• _The task_
Search the material for "JSON" and show all lines that contain it.

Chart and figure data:
------------------------------------
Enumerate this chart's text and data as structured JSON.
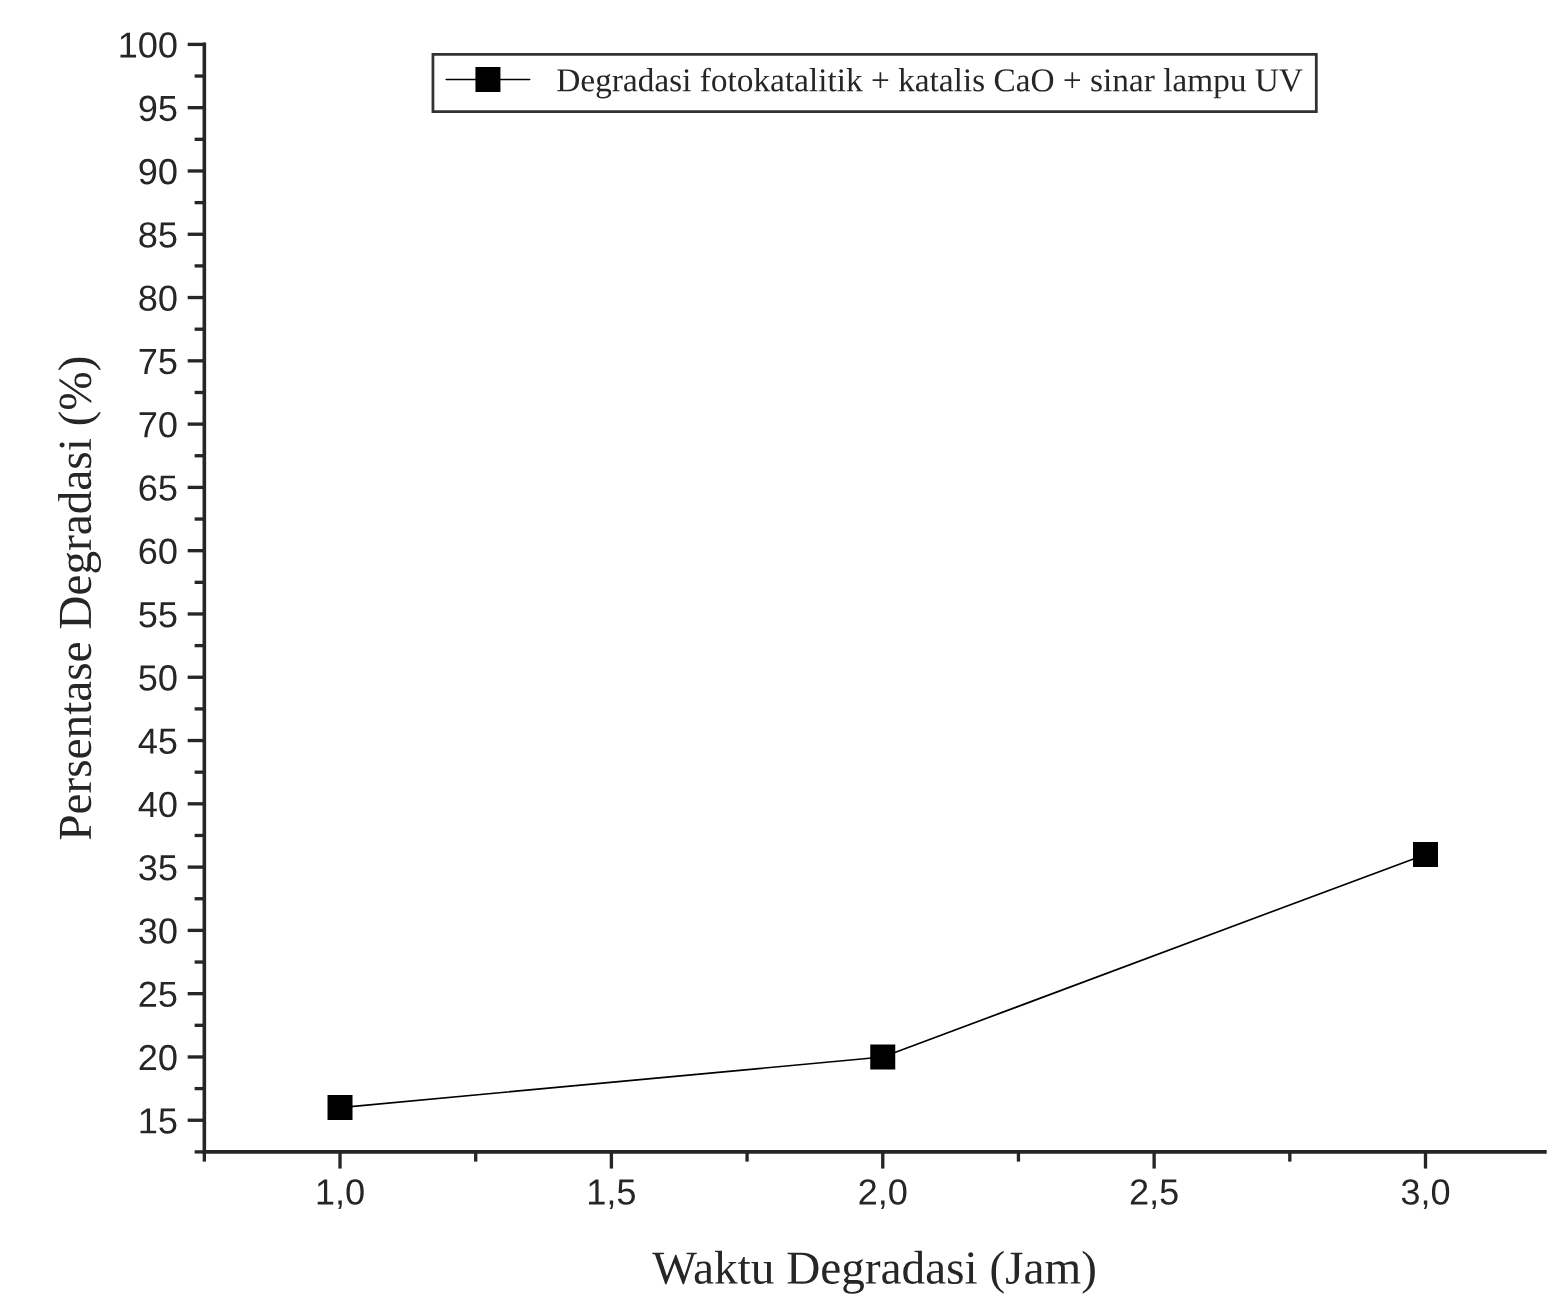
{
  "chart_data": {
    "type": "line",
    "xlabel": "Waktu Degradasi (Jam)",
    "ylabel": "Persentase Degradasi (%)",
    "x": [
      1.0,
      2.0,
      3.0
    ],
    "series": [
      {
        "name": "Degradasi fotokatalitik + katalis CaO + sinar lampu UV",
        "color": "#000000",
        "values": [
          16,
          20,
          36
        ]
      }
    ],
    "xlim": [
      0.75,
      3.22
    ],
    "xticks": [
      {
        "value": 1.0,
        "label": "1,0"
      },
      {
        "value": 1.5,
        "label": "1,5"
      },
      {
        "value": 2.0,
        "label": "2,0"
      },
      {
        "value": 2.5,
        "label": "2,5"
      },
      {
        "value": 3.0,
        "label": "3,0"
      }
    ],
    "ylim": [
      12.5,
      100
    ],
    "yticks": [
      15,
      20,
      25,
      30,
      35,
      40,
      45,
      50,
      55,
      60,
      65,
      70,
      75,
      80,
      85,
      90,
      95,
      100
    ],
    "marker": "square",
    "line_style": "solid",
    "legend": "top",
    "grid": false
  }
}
------------------------------------
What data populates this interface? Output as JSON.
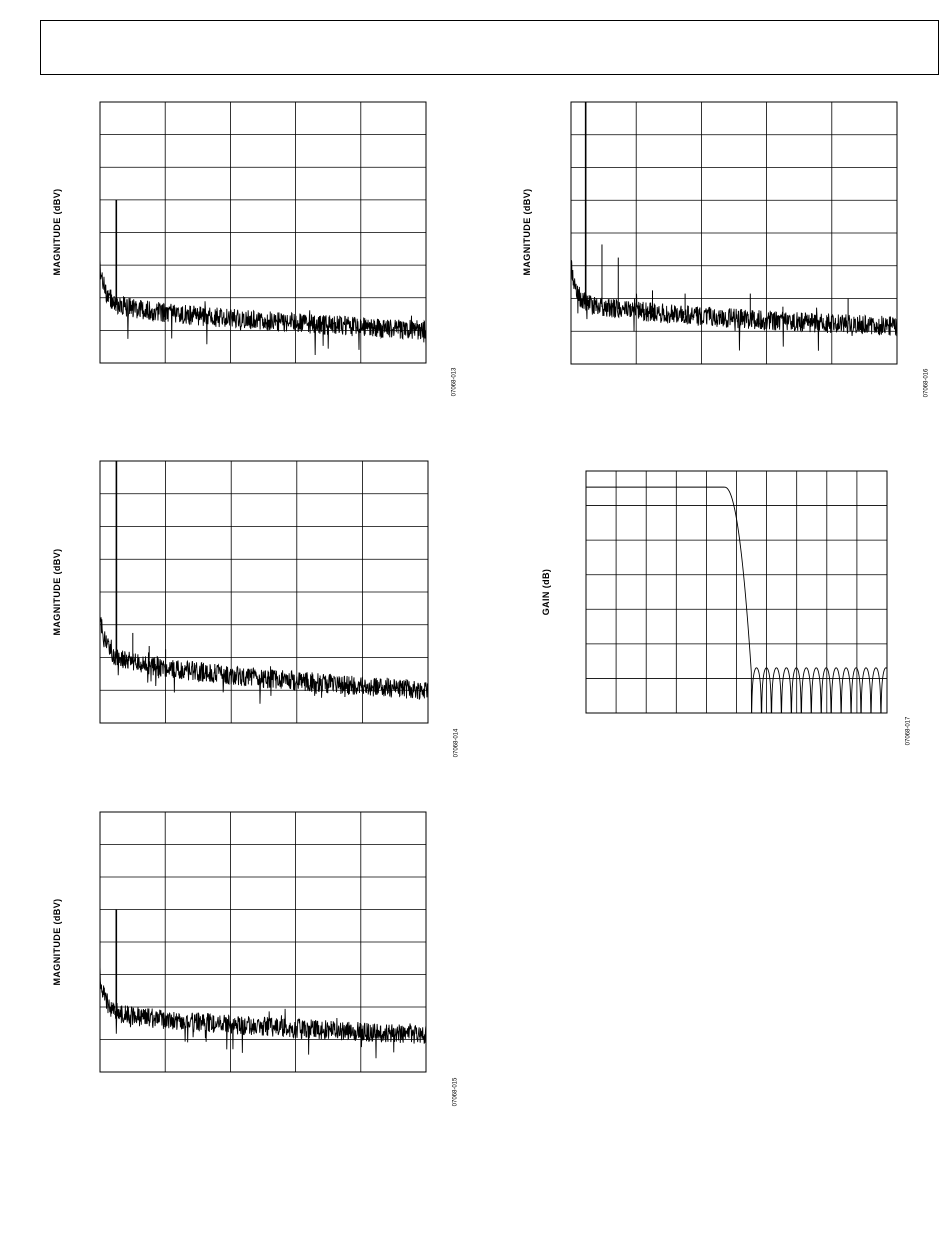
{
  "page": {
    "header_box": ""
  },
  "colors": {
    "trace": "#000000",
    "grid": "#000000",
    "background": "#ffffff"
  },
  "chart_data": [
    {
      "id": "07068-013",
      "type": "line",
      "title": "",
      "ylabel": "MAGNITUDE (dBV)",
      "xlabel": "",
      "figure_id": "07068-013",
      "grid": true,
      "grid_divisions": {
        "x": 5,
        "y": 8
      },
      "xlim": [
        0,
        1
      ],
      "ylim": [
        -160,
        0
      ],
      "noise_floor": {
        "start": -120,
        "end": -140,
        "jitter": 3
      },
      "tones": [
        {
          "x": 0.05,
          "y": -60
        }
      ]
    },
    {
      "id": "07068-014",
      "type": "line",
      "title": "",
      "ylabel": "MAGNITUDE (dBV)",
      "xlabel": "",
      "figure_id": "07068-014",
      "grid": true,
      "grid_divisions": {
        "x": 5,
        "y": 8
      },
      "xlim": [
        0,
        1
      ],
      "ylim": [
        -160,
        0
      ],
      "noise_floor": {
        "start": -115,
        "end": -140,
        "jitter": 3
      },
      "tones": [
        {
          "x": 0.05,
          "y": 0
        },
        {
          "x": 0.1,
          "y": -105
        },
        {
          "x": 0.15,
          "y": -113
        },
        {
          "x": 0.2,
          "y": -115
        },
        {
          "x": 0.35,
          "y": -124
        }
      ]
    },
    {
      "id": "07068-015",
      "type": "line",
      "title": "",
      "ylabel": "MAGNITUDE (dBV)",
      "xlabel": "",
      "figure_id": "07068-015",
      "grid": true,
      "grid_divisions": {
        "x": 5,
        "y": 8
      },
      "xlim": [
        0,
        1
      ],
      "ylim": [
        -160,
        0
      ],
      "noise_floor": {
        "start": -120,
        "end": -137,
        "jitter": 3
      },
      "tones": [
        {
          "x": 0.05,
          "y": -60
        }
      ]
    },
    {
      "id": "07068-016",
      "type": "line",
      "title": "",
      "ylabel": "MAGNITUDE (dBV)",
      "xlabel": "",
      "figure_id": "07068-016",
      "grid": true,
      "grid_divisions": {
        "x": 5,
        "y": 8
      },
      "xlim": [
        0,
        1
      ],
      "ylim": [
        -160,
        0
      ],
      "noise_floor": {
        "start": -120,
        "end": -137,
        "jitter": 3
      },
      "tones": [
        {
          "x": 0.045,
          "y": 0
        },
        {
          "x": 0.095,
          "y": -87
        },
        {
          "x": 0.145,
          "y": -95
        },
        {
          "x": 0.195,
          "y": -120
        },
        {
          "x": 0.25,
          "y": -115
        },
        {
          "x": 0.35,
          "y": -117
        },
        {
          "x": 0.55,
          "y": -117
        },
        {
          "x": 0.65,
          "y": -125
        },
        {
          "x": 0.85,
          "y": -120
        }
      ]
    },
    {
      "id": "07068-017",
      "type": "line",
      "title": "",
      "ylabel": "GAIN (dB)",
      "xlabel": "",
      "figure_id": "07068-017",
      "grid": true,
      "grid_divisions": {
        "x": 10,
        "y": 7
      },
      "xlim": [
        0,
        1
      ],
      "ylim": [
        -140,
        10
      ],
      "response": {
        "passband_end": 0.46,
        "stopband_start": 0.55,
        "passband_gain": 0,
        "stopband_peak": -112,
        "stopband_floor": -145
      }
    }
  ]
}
------------------------------------
• _Exercise response_
Enumerate this chart's text and data as structured JSON.
What data populates this interface? Output as JSON.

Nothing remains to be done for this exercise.